PROBLEM TO WORK ON:
Take every line from the listing below that contains "magnifier".

-- Start --

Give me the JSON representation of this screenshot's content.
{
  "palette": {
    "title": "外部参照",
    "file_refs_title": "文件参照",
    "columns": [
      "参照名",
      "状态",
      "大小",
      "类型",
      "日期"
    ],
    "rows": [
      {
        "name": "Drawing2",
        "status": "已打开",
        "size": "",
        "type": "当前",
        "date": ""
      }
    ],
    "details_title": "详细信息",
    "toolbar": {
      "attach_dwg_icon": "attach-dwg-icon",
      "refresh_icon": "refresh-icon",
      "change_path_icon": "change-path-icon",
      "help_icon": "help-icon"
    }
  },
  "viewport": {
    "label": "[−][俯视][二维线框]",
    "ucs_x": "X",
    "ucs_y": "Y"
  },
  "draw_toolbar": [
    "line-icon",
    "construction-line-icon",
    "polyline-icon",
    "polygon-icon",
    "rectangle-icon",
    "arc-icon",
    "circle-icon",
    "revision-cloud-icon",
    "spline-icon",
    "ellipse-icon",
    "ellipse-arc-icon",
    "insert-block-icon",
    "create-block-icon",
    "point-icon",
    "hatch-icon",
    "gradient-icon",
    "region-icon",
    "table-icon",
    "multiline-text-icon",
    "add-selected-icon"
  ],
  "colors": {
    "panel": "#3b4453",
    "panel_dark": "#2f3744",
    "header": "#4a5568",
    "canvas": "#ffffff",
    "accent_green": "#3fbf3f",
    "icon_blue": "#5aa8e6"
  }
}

-- End --
-- Start --

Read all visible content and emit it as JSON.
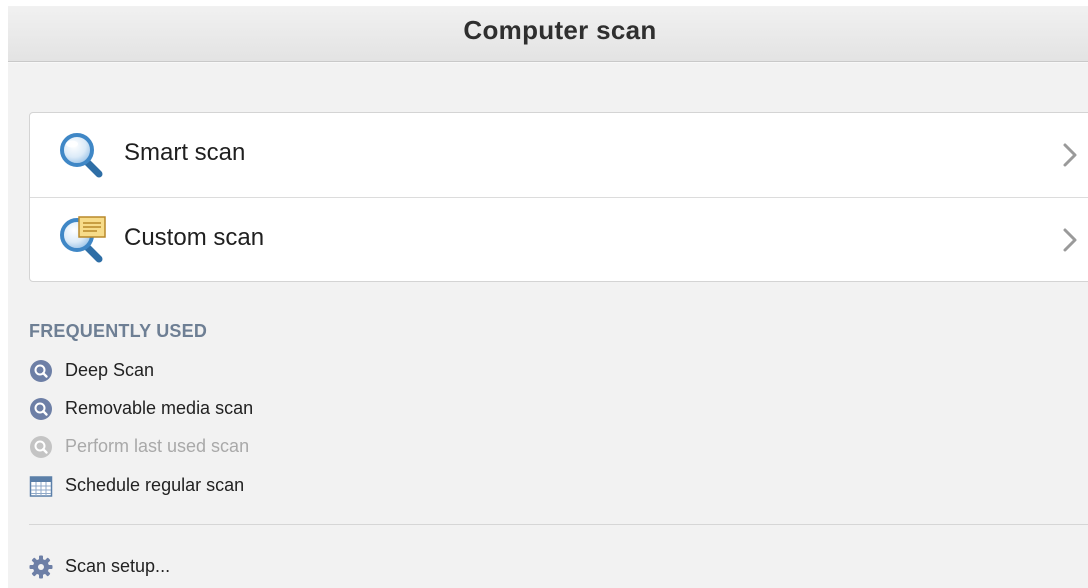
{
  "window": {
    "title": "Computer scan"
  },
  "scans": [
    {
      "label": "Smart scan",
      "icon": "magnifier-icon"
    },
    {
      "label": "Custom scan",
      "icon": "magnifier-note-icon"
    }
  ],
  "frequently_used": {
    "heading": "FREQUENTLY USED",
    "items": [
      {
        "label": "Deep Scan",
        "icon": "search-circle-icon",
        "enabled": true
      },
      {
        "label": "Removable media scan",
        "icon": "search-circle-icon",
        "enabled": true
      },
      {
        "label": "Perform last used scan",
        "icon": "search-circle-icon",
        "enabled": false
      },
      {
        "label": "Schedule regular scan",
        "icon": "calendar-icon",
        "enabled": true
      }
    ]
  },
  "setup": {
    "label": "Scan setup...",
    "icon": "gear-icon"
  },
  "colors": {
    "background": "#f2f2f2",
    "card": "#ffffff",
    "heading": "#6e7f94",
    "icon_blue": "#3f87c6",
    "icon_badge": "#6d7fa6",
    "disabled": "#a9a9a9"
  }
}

-- End --

RESPONSE TO THIS TASK:
      "icon": "magnifier-icon"
      "icon": "magnifier-note-icon"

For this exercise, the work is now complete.